▶ **Records from a data collection**:
* START *
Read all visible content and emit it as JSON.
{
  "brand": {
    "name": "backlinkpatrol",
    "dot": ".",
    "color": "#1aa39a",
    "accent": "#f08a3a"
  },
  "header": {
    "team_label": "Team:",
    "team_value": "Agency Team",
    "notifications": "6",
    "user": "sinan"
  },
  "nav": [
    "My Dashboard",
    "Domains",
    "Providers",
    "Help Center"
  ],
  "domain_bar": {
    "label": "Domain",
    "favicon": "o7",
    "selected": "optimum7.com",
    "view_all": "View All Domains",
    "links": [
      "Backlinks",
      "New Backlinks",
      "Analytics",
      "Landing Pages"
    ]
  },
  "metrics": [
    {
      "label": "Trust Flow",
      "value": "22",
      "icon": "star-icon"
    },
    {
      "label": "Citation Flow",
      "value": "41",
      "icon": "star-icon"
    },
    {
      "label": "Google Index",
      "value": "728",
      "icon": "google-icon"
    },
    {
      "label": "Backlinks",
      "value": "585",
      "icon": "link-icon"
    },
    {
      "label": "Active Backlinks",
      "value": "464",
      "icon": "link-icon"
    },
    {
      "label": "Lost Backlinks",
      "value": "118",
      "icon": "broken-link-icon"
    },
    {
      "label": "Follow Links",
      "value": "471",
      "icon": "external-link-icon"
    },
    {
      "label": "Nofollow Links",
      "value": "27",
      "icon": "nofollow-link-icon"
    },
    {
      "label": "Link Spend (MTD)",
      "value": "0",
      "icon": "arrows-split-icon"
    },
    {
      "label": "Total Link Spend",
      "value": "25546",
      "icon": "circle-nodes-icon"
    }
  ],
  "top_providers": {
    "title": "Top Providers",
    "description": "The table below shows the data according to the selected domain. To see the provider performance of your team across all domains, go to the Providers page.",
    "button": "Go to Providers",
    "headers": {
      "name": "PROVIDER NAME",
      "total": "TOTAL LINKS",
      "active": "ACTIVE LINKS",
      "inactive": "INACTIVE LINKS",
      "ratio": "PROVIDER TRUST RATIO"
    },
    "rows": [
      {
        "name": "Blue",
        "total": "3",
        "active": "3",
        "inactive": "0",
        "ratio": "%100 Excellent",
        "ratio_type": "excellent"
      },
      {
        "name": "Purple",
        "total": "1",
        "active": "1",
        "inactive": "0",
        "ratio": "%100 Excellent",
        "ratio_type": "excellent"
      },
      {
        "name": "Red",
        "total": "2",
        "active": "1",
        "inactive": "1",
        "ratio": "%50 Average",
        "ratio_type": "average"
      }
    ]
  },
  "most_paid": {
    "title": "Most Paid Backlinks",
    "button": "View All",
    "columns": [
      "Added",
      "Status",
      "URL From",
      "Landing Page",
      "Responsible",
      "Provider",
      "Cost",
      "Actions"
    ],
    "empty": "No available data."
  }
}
* END *
▶ **Set exercise**:
Please output the entries above, every line exactly as it reads.

▶ **The result**:
Read all visible content and emit it as JSON.
{
  "brand": {
    "name": "backlinkpatrol",
    "dot": ".",
    "color": "#1aa39a",
    "accent": "#f08a3a"
  },
  "header": {
    "team_label": "Team:",
    "team_value": "Agency Team",
    "notifications": "6",
    "user": "sinan"
  },
  "nav": [
    "My Dashboard",
    "Domains",
    "Providers",
    "Help Center"
  ],
  "domain_bar": {
    "label": "Domain",
    "favicon": "o7",
    "selected": "optimum7.com",
    "view_all": "View All Domains",
    "links": [
      "Backlinks",
      "New Backlinks",
      "Analytics",
      "Landing Pages"
    ]
  },
  "metrics": [
    {
      "label": "Trust Flow",
      "value": "22",
      "icon": "star-icon"
    },
    {
      "label": "Citation Flow",
      "value": "41",
      "icon": "star-icon"
    },
    {
      "label": "Google Index",
      "value": "728",
      "icon": "google-icon"
    },
    {
      "label": "Backlinks",
      "value": "585",
      "icon": "link-icon"
    },
    {
      "label": "Active Backlinks",
      "value": "464",
      "icon": "link-icon"
    },
    {
      "label": "Lost Backlinks",
      "value": "118",
      "icon": "broken-link-icon"
    },
    {
      "label": "Follow Links",
      "value": "471",
      "icon": "external-link-icon"
    },
    {
      "label": "Nofollow Links",
      "value": "27",
      "icon": "nofollow-link-icon"
    },
    {
      "label": "Link Spend (MTD)",
      "value": "0",
      "icon": "arrows-split-icon"
    },
    {
      "label": "Total Link Spend",
      "value": "25546",
      "icon": "circle-nodes-icon"
    }
  ],
  "top_providers": {
    "title": "Top Providers",
    "description": "The table below shows the data according to the selected domain. To see the provider performance of your team across all domains, go to the Providers page.",
    "button": "Go to Providers",
    "headers": {
      "name": "PROVIDER NAME",
      "total": "TOTAL LINKS",
      "active": "ACTIVE LINKS",
      "inactive": "INACTIVE LINKS",
      "ratio": "PROVIDER TRUST RATIO"
    },
    "rows": [
      {
        "name": "Blue",
        "total": "3",
        "active": "3",
        "inactive": "0",
        "ratio": "%100 Excellent",
        "ratio_type": "excellent"
      },
      {
        "name": "Purple",
        "total": "1",
        "active": "1",
        "inactive": "0",
        "ratio": "%100 Excellent",
        "ratio_type": "excellent"
      },
      {
        "name": "Red",
        "total": "2",
        "active": "1",
        "inactive": "1",
        "ratio": "%50 Average",
        "ratio_type": "average"
      }
    ]
  },
  "most_paid": {
    "title": "Most Paid Backlinks",
    "button": "View All",
    "columns": [
      "Added",
      "Status",
      "URL From",
      "Landing Page",
      "Responsible",
      "Provider",
      "Cost",
      "Actions"
    ],
    "empty": "No available data."
  }
}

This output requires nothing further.